• What you are asked to do
Each line of the listing must be transcribed exactly, except for the images, which should be excluded.

□ □ □ □ □ □ □

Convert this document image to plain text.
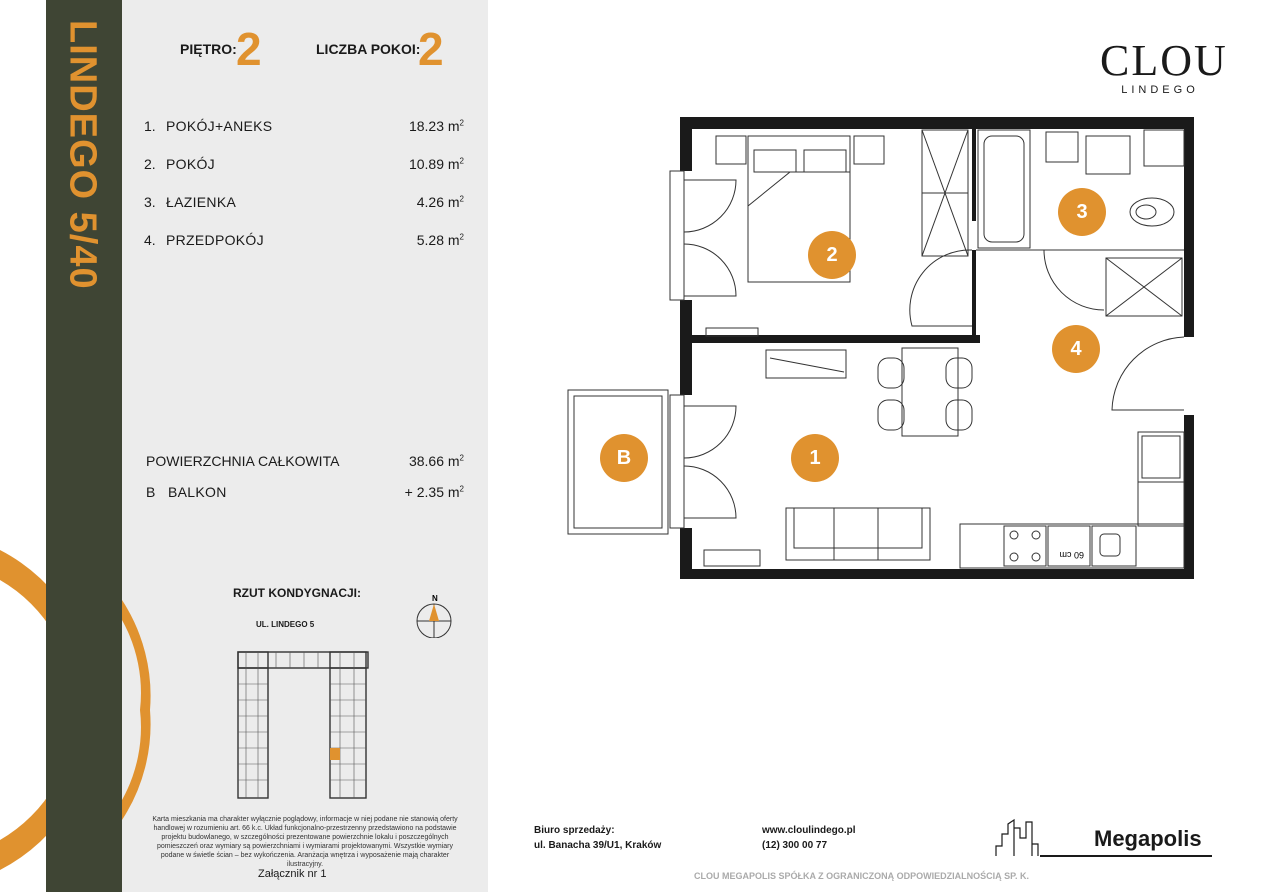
LINDEGO 5/40	PIĘTRO: 2	LICZBA POKOI:
2
1. POKÓJ+ANEKS	18.23 $m^2$
2. POKÓJ	10.89 $m^2$
3. ŁAZIENKA	4.26 $m^2$
4. PRZEDPOKÓJ	5.28 $m^2$
POWIERZCHNIA CAŁKOWITA	38.66 $m^2$
B BALKON	+ 2.35 $m^2$
RZUT KONDYGNACJI:
UL. LINDEGO 5
N
Karta mieszkania ma charakter wyłącznie poglądowy, informacje w niej podane nie stanowią oferty handlowej w rozumieniu art. 66 k.c. Układ funkcjonalno-przestrzenny przedstawiono na podstawie projektu budowlanego, w szczególności prezentowane powierzchnie lokalu i poszczególnych pomieszczeń oraz wymiary są powierzchniami i wymiarami projektowanymi. Wszystkie wymiary podane w świetle ścian – bez wykończenia. Aranżacja wnętrza i wyposażenie mają charakter ilustracyjny.
Załącznik nr 1
CLOU
LINDEGO
60 cm
2
3
4
1
B
Biuro sprzedaży:
ul. Banacha 39/U1, Kraków
www.cloulindego.pl
(12) 300 00 77
CLOU MEGAPOLIS SPÓŁKA Z OGRANICZONĄ ODPOWIEDZIALNOŚCIĄ SP. K.
Megapolis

□ □ □ □ □ □ □

• Output for this exercise
Convert this document image to plain text.
LINDEGO 5/40	PIĘTRO: 2	LICZBA POKOI:
2
1. POKÓJ+ANEKS	18.23 $m^2$
2. POKÓJ	10.89 $m^2$
3. ŁAZIENKA	4.26 $m^2$
4. PRZEDPOKÓJ	5.28 $m^2$
POWIERZCHNIA CAŁKOWITA	38.66 $m^2$
B BALKON	+ 2.35 $m^2$
RZUT KONDYGNACJI:
UL. LINDEGO 5
N
Karta mieszkania ma charakter wyłącznie poglądowy, informacje w niej podane nie stanowią oferty handlowej w rozumieniu art. 66 k.c. Układ funkcjonalno-przestrzenny przedstawiono na podstawie projektu budowlanego, w szczególności prezentowane powierzchnie lokalu i poszczególnych pomieszczeń oraz wymiary są powierzchniami i wymiarami projektowanymi. Wszystkie wymiary podane w świetle ścian – bez wykończenia. Aranżacja wnętrza i wyposażenie mają charakter ilustracyjny.
Załącznik nr 1
CLOU
LINDEGO
60 cm
2
3
4
1
B
Biuro sprzedaży:
ul. Banacha 39/U1, Kraków
www.cloulindego.pl
(12) 300 00 77
CLOU MEGAPOLIS SPÓŁKA Z OGRANICZONĄ ODPOWIEDZIALNOŚCIĄ SP. K.
Megapolis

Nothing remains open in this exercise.